Source
* START *

Douce, in a note on this passage, supposes the names of ordnance, such as basilisk and culverin, to be derived from the names of serpents. He tells us that a basilisk carried a ball weighing two hundred pounds. Neither Douce nor other commentators have noticed a passage in Harrison's Description of England, which contains "the names of our greatest ordinance,"-and where the basilisk, the cannon, and the culverin, are fully described. The basilisk, the largest of all, weighed 9000 pounds, and carried a ball of 60 pounds;-the cannon weighed 7000 pounds, and also carried a ball of 60 pounds-(but this weight of ball would appear to be a misprint)-and the culverin weighed 4000 pounds, and carried a ball of 18 pounds. Harrison gives a wondrous account of a great gun,

compared with which the English basilisk must have been a pocket-pistol: "The Turk had one gun made by one Orbon, a Dane, the caster of his ordinance, which could not be drawn to the siege of Constantinople but by seventy yokes of oxen and two thousand men."

7 SCENE IV.-Eastcheap. A Room in the Boar's Head Tavern.

* END *

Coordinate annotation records
* START *

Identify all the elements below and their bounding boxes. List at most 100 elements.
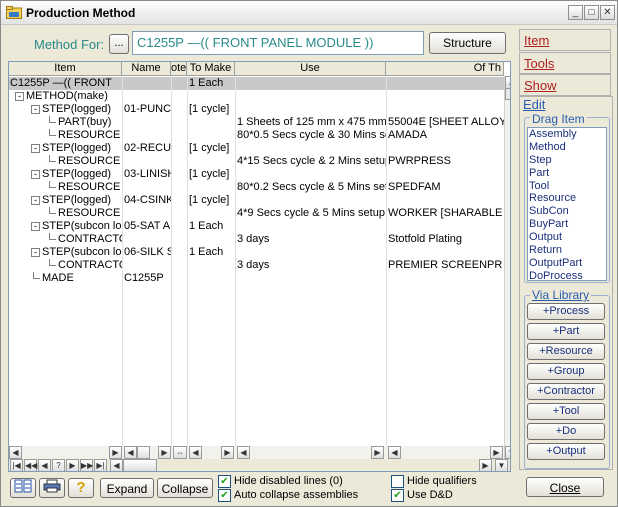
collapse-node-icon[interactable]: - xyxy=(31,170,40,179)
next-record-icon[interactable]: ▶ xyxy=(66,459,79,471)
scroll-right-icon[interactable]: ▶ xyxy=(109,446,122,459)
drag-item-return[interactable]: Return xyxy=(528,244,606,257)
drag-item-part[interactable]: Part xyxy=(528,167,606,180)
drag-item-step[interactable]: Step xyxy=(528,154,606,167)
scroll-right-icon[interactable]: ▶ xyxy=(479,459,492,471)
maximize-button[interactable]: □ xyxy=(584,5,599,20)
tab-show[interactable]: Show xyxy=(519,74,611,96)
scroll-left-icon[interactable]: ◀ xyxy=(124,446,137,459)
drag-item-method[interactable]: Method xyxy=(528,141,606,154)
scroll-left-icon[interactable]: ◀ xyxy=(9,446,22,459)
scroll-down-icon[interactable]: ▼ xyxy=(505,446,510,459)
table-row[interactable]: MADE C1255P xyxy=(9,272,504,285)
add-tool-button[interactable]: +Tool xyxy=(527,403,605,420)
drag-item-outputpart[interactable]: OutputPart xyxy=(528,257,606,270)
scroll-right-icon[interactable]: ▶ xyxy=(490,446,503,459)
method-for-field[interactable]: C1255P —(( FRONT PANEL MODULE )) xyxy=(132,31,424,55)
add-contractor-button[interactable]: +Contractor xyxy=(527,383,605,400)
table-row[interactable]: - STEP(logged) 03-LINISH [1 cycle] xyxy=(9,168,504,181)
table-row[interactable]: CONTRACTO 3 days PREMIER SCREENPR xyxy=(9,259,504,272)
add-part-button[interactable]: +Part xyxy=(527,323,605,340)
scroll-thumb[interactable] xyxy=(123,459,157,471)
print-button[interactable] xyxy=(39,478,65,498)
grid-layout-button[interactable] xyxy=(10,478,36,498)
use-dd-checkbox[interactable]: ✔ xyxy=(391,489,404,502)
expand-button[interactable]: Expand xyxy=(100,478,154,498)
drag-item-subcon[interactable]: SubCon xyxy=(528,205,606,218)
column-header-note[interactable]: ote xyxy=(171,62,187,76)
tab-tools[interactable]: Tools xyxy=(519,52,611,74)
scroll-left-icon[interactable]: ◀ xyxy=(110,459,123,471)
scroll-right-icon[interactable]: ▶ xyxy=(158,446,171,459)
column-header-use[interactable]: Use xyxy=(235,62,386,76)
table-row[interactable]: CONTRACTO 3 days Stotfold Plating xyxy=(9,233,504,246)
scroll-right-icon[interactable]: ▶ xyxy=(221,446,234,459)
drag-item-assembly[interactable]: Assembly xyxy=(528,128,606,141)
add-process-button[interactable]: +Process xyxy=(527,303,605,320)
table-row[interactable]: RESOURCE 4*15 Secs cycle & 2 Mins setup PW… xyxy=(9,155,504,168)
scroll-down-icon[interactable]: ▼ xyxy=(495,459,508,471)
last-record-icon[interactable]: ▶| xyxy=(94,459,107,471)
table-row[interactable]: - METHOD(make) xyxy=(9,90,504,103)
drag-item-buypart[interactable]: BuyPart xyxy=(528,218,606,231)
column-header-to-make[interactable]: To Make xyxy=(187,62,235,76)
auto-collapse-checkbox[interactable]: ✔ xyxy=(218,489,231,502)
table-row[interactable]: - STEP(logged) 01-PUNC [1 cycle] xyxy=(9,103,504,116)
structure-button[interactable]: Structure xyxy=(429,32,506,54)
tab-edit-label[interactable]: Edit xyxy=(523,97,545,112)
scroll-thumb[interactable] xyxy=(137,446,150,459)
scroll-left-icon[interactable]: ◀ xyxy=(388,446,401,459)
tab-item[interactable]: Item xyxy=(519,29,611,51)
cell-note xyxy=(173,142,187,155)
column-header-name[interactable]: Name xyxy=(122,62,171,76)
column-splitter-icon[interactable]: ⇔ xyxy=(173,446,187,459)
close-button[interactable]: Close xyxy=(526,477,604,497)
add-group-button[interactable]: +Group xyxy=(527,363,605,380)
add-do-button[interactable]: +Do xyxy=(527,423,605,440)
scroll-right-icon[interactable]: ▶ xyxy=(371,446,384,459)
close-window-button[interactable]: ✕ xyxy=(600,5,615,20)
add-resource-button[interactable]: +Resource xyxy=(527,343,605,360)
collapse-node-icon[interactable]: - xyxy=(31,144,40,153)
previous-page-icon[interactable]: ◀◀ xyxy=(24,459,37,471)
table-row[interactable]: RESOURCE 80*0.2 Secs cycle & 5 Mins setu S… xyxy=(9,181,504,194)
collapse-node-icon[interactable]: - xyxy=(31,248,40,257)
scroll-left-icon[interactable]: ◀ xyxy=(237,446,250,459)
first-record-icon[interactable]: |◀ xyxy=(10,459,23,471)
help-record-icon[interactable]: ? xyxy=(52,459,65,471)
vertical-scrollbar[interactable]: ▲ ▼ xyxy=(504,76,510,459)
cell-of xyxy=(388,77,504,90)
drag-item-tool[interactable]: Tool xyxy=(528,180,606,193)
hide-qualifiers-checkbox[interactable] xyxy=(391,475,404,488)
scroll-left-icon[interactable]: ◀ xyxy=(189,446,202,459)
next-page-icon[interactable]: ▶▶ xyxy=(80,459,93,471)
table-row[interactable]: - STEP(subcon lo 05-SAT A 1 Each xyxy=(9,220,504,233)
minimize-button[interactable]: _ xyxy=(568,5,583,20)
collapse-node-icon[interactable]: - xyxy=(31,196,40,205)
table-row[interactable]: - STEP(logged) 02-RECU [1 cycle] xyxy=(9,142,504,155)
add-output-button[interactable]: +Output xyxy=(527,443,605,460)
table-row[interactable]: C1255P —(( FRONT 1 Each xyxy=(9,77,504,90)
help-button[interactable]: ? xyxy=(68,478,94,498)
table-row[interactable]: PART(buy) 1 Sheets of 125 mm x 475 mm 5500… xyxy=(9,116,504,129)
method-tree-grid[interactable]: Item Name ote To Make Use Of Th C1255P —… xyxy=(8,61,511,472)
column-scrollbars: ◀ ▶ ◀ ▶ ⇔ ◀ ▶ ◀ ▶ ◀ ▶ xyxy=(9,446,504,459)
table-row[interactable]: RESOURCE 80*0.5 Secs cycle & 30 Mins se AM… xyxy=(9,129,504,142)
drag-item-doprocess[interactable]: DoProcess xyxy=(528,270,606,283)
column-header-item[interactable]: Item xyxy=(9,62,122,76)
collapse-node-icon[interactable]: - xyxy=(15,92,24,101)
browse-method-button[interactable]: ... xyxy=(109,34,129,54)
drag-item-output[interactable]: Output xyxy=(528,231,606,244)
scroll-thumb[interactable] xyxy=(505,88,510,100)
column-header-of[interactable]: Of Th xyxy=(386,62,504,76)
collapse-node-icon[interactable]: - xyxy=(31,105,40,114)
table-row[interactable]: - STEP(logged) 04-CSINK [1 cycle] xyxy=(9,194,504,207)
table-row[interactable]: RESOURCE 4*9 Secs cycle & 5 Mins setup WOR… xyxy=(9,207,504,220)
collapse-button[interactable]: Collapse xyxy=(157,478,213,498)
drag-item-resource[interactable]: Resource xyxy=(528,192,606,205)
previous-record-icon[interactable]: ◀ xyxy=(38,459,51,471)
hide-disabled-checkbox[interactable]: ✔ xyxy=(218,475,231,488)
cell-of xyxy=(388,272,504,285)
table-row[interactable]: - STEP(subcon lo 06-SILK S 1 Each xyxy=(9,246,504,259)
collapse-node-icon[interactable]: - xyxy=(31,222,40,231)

* END *

What is asked
1. Please answer these questions from the note on ordnance:
(a) According to Douce, what weight of ball did a basilisk carry?
(b) According to Harrison, how much did the culverin weigh?
(c) Who cast the great gun the Turk had?
2. Carry on the note on ordnance from the point where it stops.
The rows are separate material and are not part of the note on ordnance.

Expected responses
1.
(a) Two hundred pounds.
(b) 4000 pounds.
(c) Orbon, a Dane.

2.
"Who knows not Eastcheap and the Boar's Head? Have we not all been there, time out of mind? And is it not a more real as well as notorious thing to us than the London Tavern, or the Crown and Anchor, or the Hummums, or White's, or What's-his-name's, or any other of your contemporary and fleeting taps?" We quote this passage from Leigh Hunt's delightful 'Indicator.' Mr. Hunt, we take it, is speaking of the endearing associations of the Boar's Head-not of a real brick and stone tavern. But Goldsmith, it would appear, had sat in the Boar's Head of Shakspere. We quote the following from his Essays:

"Such were the reflections that naturally arose while I sat at the Boar's Head tavern, still kept at Eastcheap. Here, by a pleasant fire, in the very room where old Sir John Falstaff cracked his jokes, in the very chair which was sometimes honoured by Prince Henry, and sometimes polluted by his immoral merry companions, I sat and ruminated on the follies of youth; wished to be young again, but was resolved to make the best of life while it lasted, and now and then compared past and present times together. I considered myself as the only living representative of the old knight, and transported my imagination back to the times when the prince and he gave life to the revel, and made even debauchery not disgusting. The room also conspired to throw my reflections back into antiquity: the oak floor, the Gothic windows, and the ponderous chimney-piece, had long withstood the tooth of time."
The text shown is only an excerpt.